--- start ---

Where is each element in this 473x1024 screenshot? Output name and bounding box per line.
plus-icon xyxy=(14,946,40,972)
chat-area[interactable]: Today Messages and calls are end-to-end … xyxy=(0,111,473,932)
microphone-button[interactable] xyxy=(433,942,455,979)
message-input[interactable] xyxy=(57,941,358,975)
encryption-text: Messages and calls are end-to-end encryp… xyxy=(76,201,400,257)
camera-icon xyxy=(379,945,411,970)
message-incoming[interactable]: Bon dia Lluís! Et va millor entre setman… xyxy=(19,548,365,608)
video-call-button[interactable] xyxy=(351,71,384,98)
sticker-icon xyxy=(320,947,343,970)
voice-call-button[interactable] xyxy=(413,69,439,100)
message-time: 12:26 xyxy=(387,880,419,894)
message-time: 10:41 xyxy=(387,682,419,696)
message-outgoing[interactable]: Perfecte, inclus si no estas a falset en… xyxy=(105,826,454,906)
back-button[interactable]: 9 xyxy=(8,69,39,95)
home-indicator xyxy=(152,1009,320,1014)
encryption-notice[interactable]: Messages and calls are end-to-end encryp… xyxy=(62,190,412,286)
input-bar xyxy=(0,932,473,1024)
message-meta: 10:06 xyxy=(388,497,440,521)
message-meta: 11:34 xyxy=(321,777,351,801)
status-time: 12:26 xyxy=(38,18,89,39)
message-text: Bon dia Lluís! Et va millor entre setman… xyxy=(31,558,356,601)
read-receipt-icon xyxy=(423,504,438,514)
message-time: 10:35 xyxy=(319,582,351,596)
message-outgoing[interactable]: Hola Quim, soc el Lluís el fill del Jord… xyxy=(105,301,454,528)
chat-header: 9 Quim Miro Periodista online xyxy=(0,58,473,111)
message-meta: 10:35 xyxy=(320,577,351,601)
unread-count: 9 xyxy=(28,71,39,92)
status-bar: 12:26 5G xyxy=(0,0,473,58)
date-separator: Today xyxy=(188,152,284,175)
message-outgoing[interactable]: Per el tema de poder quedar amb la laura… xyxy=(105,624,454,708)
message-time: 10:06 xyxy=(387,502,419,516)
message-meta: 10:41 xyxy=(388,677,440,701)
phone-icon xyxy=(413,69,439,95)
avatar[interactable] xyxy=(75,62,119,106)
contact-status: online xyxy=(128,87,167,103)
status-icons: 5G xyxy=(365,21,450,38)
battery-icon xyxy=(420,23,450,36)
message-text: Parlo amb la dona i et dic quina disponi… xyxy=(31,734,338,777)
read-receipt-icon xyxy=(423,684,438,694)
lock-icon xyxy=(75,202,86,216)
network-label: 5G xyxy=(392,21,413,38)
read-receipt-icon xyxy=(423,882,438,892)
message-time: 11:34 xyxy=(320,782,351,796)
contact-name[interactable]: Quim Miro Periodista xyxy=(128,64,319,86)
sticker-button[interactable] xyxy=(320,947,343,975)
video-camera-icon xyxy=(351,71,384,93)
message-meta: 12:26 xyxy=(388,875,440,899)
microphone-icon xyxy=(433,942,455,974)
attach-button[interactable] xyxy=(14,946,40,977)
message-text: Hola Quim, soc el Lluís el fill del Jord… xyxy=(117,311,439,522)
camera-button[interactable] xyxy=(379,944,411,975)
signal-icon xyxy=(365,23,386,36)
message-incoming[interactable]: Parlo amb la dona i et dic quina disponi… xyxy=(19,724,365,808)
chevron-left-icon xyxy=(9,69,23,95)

--- end ---

→ **DIRECTION**
Collect each line in the rows above that contains the string "millor" and reproduce those lines unchanged.

→ **REPLY TO THE EXERCISE**
message-incoming[interactable]: Bon dia Lluís! Et va millor entre setman… xyxy=(19,548,365,608)
message-text: Bon dia Lluís! Et va millor entre setman… xyxy=(31,558,356,601)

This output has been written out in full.